- EXCERPT PROVIDED:
━━━━━━━━━━━━━━━━

5. The registrant’s other certifying officer and I have disclosed, based on our most recent evaluation of internal control over financial reporting, to the registrant’s auditors and the audit committee of the registrant’s Board of Directors (or persons performing the equivalent functions):

 

  (a) All significant deficiencies and material weaknesses in the design or operation of internal control over financial reporting which are reasonably likely to adversely affect the registrant’s ability to record, process, summarize and report financial information; and
     
  (b) Any fraud, whether or not material, that involves management or other employees who have a significant role in the registrant’s internal control over financial reporting.

 

Date: May 13, 2015 By: /s/ ROBERT N. WEINGARTEN
    Robert N. Weingarten
    Chief Financial Officer

 

 
 

 

EXHIBIT 32.1

 

CERTIFICATION OF CHIEF EXECUTIVE OFFICER

UNDER SECTION 906 OF THE SARBANES-OXLEY ACT OF 2002

 

I, Arnold S. Lippa, the Chief Executive Officer of Cortex Pharmaceuticals, Inc. (the “Company“), certify, pursuant to Section 906 of the Sarbanes-Oxley Act of 2002, 18 U.S.C. Section 1350, that:

 

(i) The Quarterly Report on Form 10-Q of the Company for the quarterly period ended March 31, 2015 (the “Report“) fully complies with the requirements of Section 13(a) or Section 15(d) of the Securities Exchange Act of 1934; and

 

(ii) The information contained in the Report fairly presents, in all material respects, the financial condition and results of operations of the Company.

 

A signed original of this written statement required by Section 906 has been provided to the Company and will be retained by the Company and furnished to the Securities and Exchange Commission or its staff upon request.

 

Date: May 13, 2015 By: /s/ ARNOLD S. LIPPA
    Arnold S. Lippa
    Chief Executive Officer

 

 
 

 

EXHIBIT 32.2

 

CERTIFICATION OF CHIEF FINANCIAL OFFICER

UNDER SECTION 906 OF THE SARBANES-OXLEY ACT OF 2002

 

I, Robert N. Weingarten, the Chief Financial Officer of Cortex Pharmaceuticals, Inc. (the “Company”), certify, pursuant to Section 906 of the Sarbanes-Oxley Act of 2002, 18 U.S.C. Section 1350, that:

 

(i) The Quarterly Report on Form 10-Q of the Company for the quarterly period ended March 31, 2015 (the “Report”) fully complies with the requirements of Section 13(a) or Section 15(d) of the Securities Exchange Act of 1934; and

 

(ii) The information contained in the Report fairly presents, in all material respects, the financial condition and results of operations of the Company.

 

A signed original of this written statement required by Section 906 has been provided to the Company and will be retained by the Company and furnished to the Securities and Exchange Commission or its staff upon request.

━━━━━━━━━━━━━━━━

- EXERCISE AIM:
Answer the following from the certification excerpt above.
1. Who signs as Chief Executive Officer of Cortex Pharmaceuticals, Inc.?
2. What quarterly period does the Quarterly Report on Form 10-Q cover?
3. According to item (b), which fraud must be disclosed?

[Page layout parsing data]
━━━━━━━━━━━━━━━━

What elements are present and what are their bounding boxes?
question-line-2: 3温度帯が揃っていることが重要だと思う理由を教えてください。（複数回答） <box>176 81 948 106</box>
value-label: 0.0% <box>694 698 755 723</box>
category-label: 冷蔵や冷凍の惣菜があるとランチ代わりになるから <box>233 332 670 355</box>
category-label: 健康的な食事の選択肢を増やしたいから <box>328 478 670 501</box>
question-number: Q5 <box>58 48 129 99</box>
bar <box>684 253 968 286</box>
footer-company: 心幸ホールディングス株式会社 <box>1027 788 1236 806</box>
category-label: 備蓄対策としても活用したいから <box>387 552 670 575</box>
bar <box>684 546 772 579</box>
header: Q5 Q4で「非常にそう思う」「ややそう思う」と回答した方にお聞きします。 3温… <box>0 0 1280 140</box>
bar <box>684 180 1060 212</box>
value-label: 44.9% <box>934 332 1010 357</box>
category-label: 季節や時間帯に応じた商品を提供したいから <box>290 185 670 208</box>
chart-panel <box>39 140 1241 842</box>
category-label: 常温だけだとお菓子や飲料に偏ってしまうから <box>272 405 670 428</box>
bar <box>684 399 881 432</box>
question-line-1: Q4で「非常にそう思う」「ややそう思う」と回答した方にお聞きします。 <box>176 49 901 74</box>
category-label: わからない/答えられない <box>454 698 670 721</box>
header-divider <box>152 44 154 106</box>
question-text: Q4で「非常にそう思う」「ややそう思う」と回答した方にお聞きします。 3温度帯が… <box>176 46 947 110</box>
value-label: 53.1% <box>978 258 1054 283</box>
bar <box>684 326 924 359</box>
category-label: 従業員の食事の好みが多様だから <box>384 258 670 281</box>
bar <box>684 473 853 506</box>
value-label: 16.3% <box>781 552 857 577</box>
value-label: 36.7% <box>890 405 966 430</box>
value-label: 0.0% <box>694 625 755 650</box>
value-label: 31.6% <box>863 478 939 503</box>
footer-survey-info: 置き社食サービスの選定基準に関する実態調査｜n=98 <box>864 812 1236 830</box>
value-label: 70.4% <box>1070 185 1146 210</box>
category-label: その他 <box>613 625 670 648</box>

━━━━━━━━━━━━━━━━

- TASK SOLUTION:
1. Arnold S. Lippa.
2. The quarterly period ended March 31, 2015.
3. Any fraud, whether or not material, that involves management or other employees who have a significant role in the registrant’s internal control over financial reporting.